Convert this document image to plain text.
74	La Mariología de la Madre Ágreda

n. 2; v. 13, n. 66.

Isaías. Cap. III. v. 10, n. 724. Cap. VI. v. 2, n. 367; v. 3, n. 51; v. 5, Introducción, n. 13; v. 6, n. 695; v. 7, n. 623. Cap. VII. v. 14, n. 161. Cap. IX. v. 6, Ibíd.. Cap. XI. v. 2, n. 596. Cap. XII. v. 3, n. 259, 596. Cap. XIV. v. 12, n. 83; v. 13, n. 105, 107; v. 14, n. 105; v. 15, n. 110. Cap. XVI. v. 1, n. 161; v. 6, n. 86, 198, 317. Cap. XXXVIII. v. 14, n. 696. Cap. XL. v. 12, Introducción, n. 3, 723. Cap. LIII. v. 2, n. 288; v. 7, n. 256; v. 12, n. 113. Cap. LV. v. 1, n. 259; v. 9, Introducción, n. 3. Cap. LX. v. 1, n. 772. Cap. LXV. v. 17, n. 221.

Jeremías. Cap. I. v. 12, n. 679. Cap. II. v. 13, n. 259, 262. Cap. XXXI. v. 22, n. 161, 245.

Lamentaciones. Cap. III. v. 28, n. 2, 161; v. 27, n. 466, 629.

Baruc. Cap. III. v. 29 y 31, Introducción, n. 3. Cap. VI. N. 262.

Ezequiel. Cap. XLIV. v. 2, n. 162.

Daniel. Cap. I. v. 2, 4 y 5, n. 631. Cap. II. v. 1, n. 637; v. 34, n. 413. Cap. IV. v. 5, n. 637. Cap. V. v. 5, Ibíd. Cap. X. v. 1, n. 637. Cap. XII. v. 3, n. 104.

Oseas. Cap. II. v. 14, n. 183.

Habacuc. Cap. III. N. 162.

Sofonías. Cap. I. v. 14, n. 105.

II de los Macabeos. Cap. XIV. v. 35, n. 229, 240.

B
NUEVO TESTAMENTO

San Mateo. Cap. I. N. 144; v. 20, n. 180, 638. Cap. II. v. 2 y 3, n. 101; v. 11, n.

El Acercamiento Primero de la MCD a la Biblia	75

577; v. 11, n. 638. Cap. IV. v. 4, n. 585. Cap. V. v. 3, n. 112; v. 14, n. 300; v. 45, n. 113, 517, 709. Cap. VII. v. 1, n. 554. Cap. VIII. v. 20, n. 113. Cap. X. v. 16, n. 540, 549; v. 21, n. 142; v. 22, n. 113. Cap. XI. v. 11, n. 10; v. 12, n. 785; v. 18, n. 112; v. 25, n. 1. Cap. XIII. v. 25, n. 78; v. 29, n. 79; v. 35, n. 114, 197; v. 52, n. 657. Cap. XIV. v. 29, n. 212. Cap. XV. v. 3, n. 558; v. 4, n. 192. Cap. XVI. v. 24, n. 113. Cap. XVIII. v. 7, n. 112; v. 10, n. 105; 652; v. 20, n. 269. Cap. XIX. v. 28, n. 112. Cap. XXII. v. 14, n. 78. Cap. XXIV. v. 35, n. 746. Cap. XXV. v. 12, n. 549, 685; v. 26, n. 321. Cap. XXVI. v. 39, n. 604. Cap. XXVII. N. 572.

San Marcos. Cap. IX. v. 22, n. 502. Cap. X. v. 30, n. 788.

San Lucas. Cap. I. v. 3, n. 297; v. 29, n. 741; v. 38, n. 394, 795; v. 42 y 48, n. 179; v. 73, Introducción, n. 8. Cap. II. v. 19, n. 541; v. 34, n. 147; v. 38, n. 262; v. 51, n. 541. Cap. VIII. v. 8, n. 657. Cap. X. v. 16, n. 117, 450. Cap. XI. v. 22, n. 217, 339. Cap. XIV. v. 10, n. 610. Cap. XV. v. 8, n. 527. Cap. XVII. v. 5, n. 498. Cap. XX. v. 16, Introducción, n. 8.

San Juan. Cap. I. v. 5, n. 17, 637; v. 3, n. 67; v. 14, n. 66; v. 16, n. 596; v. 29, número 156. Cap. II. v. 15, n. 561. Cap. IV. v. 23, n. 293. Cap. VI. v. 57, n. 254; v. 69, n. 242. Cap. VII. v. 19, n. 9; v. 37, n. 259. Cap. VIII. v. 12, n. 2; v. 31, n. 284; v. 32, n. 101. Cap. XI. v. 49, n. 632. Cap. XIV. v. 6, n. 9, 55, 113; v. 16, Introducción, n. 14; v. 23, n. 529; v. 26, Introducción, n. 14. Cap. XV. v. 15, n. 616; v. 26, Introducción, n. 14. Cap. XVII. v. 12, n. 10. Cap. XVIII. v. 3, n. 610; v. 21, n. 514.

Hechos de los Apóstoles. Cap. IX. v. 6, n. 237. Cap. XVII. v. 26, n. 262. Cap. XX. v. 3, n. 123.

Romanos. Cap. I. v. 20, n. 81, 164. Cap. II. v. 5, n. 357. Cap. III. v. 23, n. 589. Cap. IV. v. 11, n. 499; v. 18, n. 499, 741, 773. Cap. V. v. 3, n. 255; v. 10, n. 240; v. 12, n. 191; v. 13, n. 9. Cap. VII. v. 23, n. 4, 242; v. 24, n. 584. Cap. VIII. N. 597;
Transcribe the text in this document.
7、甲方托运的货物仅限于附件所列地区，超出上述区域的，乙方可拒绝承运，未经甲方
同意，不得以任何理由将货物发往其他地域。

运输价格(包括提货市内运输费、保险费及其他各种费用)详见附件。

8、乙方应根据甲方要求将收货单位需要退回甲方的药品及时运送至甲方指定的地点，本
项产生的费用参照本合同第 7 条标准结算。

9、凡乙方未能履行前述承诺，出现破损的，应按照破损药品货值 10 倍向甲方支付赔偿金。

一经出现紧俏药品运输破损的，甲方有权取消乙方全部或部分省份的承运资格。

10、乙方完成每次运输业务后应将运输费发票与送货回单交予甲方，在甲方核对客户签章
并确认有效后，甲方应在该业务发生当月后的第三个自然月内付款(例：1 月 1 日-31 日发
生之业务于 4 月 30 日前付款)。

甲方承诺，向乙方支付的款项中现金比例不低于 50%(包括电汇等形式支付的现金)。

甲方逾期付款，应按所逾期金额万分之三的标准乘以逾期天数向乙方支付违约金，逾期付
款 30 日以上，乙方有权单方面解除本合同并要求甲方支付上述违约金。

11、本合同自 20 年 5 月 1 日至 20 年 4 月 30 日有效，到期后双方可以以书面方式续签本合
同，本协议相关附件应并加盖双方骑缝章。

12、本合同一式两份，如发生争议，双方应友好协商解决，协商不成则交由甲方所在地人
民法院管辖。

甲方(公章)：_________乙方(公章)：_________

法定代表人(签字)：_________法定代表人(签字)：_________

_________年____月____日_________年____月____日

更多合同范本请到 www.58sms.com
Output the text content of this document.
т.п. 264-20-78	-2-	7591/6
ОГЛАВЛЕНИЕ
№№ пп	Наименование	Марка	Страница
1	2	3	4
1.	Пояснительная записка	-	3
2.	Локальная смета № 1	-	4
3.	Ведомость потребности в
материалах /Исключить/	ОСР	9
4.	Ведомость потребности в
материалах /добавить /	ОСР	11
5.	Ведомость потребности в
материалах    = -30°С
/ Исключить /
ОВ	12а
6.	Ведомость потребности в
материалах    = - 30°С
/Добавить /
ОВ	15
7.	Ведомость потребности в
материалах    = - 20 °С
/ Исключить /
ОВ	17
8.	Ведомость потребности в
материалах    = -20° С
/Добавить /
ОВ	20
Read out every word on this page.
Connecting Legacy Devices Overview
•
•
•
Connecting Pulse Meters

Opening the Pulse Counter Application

────────

Print only the lines from the one with "Transcribe the text in this document." to the end of the records, both included.

◆ **Written reply**
Transcribe the text in this document.
7、甲方托运的货物仅限于附件所列地区，超出上述区域的，乙方可拒绝承运，未经甲方
同意，不得以任何理由将货物发往其他地域。

运输价格(包括提货市内运输费、保险费及其他各种费用)详见附件。

8、乙方应根据甲方要求将收货单位需要退回甲方的药品及时运送至甲方指定的地点，本
项产生的费用参照本合同第 7 条标准结算。

9、凡乙方未能履行前述承诺，出现破损的，应按照破损药品货值 10 倍向甲方支付赔偿金。

一经出现紧俏药品运输破损的，甲方有权取消乙方全部或部分省份的承运资格。

10、乙方完成每次运输业务后应将运输费发票与送货回单交予甲方，在甲方核对客户签章
并确认有效后，甲方应在该业务发生当月后的第三个自然月内付款(例：1 月 1 日-31 日发
生之业务于 4 月 30 日前付款)。

甲方承诺，向乙方支付的款项中现金比例不低于 50%(包括电汇等形式支付的现金)。

甲方逾期付款，应按所逾期金额万分之三的标准乘以逾期天数向乙方支付违约金，逾期付
款 30 日以上，乙方有权单方面解除本合同并要求甲方支付上述违约金。

11、本合同自 20 年 5 月 1 日至 20 年 4 月 30 日有效，到期后双方可以以书面方式续签本合
同，本协议相关附件应并加盖双方骑缝章。

12、本合同一式两份，如发生争议，双方应友好协商解决，协商不成则交由甲方所在地人
民法院管辖。

甲方(公章)：_________乙方(公章)：_________

法定代表人(签字)：_________法定代表人(签字)：_________

_________年____月____日_________年____月____日

更多合同范本请到 www.58sms.com
Output the text content of this document.
т.п. 264-20-78	-2-	7591/6
ОГЛАВЛЕНИЕ
№№ пп	Наименование	Марка	Страница
1	2	3	4
1.	Пояснительная записка	-	3
2.	Локальная смета № 1	-	4
3.	Ведомость потребности в
материалах /Исключить/	ОСР	9
4.	Ведомость потребности в
материалах /добавить /	ОСР	11
5.	Ведомость потребности в
материалах    = -30°С
/ Исключить /
ОВ	12а
6.	Ведомость потребности в
материалах    = - 30°С
/Добавить /
ОВ	15
7.	Ведомость потребности в
материалах    = - 20 °С
/ Исключить /
ОВ	17
8.	Ведомость потребности в
материалах    = -20° С
/Добавить /
ОВ	20
Read out every word on this page.
Connecting Legacy Devices Overview
•
•
•
Connecting Pulse Meters

Opening the Pulse Counter Application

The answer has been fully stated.